BEGIN INPUT DATA

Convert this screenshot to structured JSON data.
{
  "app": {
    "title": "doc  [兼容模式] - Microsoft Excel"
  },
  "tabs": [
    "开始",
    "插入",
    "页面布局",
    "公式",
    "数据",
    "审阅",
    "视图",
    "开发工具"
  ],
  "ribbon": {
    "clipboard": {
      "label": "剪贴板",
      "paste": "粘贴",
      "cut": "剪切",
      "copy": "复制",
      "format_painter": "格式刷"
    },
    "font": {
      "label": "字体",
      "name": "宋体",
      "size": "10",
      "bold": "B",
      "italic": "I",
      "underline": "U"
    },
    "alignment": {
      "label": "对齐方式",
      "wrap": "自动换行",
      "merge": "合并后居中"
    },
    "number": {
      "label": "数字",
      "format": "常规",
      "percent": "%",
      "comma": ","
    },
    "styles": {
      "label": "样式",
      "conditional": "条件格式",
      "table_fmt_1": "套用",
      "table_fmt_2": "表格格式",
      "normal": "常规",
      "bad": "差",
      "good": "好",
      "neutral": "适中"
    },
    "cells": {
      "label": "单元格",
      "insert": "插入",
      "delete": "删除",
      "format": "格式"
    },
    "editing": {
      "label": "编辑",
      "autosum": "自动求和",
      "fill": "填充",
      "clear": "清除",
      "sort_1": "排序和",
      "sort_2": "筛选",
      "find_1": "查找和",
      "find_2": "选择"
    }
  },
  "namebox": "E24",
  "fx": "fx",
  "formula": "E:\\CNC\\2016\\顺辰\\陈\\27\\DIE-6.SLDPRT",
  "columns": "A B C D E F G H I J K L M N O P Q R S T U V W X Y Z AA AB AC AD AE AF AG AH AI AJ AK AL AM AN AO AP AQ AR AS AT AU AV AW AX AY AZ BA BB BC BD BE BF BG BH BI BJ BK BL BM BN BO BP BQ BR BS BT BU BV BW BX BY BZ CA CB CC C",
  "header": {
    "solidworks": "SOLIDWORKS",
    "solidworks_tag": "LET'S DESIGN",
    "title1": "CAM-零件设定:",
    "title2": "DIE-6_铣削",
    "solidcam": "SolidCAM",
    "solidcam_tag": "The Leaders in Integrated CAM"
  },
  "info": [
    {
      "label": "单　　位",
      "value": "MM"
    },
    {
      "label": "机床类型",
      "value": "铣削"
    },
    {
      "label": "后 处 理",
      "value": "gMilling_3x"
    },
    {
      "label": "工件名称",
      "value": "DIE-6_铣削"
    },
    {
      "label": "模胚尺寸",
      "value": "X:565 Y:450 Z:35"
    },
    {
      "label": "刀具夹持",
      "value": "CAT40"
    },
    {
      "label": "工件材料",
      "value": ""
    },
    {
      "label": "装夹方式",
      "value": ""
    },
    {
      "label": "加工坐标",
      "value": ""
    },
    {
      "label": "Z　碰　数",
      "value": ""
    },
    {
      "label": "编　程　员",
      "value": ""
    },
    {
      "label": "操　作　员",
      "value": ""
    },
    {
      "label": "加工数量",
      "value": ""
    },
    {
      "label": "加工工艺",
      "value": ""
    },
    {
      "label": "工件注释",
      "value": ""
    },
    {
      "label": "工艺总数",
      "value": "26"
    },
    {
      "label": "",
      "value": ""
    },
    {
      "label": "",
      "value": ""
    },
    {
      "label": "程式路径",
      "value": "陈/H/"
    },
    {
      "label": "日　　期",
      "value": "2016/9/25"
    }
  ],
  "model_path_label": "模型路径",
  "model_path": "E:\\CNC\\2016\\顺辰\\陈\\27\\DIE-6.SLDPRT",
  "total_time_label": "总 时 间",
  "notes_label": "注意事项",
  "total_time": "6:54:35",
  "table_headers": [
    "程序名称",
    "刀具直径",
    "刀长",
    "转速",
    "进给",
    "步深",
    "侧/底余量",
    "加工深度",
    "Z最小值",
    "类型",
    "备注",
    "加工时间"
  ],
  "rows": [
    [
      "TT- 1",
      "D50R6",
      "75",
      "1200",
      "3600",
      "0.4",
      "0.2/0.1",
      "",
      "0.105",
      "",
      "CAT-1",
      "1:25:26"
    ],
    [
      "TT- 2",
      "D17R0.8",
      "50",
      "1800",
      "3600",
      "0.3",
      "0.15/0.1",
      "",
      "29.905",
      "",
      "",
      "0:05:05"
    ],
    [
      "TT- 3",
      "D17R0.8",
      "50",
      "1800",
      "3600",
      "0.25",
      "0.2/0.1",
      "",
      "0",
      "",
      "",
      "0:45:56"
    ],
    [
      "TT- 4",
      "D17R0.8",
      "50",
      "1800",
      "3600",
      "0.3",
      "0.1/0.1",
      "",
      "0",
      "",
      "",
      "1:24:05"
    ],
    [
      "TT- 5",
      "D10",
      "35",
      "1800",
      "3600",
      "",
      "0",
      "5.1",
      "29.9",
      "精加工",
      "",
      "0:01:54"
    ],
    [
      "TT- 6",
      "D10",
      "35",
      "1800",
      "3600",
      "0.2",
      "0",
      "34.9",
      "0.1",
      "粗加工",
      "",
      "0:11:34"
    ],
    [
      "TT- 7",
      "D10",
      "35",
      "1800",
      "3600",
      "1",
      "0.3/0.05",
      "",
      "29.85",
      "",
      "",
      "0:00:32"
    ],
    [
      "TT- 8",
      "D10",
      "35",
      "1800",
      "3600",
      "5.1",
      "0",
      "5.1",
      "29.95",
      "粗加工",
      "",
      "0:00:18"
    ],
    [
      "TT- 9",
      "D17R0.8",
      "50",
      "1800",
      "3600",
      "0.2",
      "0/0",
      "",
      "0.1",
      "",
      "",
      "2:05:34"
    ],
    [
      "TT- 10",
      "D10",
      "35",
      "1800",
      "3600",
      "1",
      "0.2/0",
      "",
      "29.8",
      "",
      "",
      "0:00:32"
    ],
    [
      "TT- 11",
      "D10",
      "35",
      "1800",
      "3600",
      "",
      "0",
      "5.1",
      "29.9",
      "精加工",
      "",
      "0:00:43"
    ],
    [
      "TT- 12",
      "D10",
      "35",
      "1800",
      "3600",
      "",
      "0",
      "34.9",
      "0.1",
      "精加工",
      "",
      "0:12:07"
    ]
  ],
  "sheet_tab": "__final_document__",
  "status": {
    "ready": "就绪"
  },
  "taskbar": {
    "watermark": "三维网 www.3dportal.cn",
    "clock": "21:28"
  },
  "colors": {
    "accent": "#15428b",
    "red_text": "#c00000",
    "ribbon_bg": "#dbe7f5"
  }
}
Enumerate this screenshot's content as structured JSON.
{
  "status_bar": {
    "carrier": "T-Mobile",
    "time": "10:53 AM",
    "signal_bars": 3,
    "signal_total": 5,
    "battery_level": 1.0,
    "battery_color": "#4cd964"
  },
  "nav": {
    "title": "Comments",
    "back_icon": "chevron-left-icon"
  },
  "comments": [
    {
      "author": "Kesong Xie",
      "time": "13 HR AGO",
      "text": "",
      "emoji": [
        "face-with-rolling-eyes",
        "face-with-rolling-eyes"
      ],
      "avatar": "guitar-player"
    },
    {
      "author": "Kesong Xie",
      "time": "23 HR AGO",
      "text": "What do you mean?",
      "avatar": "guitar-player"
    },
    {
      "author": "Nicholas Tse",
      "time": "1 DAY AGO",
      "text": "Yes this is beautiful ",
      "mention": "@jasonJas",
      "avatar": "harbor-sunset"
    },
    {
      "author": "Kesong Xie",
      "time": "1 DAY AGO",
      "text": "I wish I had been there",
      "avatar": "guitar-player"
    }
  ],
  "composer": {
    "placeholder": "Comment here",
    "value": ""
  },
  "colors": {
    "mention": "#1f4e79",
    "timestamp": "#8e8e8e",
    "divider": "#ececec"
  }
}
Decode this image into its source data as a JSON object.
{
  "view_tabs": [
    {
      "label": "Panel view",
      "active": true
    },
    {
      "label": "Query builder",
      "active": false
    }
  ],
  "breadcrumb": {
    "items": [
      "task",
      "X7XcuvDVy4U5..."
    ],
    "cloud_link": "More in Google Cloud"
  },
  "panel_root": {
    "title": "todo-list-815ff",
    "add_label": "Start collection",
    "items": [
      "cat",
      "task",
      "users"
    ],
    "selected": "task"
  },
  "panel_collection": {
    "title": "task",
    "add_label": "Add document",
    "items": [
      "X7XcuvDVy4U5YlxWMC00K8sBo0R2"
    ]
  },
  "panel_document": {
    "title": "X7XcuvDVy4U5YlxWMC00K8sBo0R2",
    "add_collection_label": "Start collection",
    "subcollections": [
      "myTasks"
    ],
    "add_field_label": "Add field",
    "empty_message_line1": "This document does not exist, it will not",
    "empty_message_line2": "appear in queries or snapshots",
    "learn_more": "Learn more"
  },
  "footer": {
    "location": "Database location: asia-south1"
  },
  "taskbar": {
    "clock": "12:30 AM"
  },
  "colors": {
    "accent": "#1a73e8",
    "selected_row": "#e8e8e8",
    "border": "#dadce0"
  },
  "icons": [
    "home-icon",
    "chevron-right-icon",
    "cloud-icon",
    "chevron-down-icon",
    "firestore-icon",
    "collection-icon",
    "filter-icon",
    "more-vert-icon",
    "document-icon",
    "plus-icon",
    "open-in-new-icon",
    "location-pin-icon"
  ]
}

END INPUT DATA

REQUIRED TASK -> Transcribe only the trailing portion of the entries above: the line that contains "Decode this image" and each line after it.

THE REPLY ->
Decode this image into its source data as a JSON object.
{
  "view_tabs": [
    {
      "label": "Panel view",
      "active": true
    },
    {
      "label": "Query builder",
      "active": false
    }
  ],
  "breadcrumb": {
    "items": [
      "task",
      "X7XcuvDVy4U5..."
    ],
    "cloud_link": "More in Google Cloud"
  },
  "panel_root": {
    "title": "todo-list-815ff",
    "add_label": "Start collection",
    "items": [
      "cat",
      "task",
      "users"
    ],
    "selected": "task"
  },
  "panel_collection": {
    "title": "task",
    "add_label": "Add document",
    "items": [
      "X7XcuvDVy4U5YlxWMC00K8sBo0R2"
    ]
  },
  "panel_document": {
    "title": "X7XcuvDVy4U5YlxWMC00K8sBo0R2",
    "add_collection_label": "Start collection",
    "subcollections": [
      "myTasks"
    ],
    "add_field_label": "Add field",
    "empty_message_line1": "This document does not exist, it will not",
    "empty_message_line2": "appear in queries or snapshots",
    "learn_more": "Learn more"
  },
  "footer": {
    "location": "Database location: asia-south1"
  },
  "taskbar": {
    "clock": "12:30 AM"
  },
  "colors": {
    "accent": "#1a73e8",
    "selected_row": "#e8e8e8",
    "border": "#dadce0"
  },
  "icons": [
    "home-icon",
    "chevron-right-icon",
    "cloud-icon",
    "chevron-down-icon",
    "firestore-icon",
    "collection-icon",
    "filter-icon",
    "more-vert-icon",
    "document-icon",
    "plus-icon",
    "open-in-new-icon",
    "location-pin-icon"
  ]
}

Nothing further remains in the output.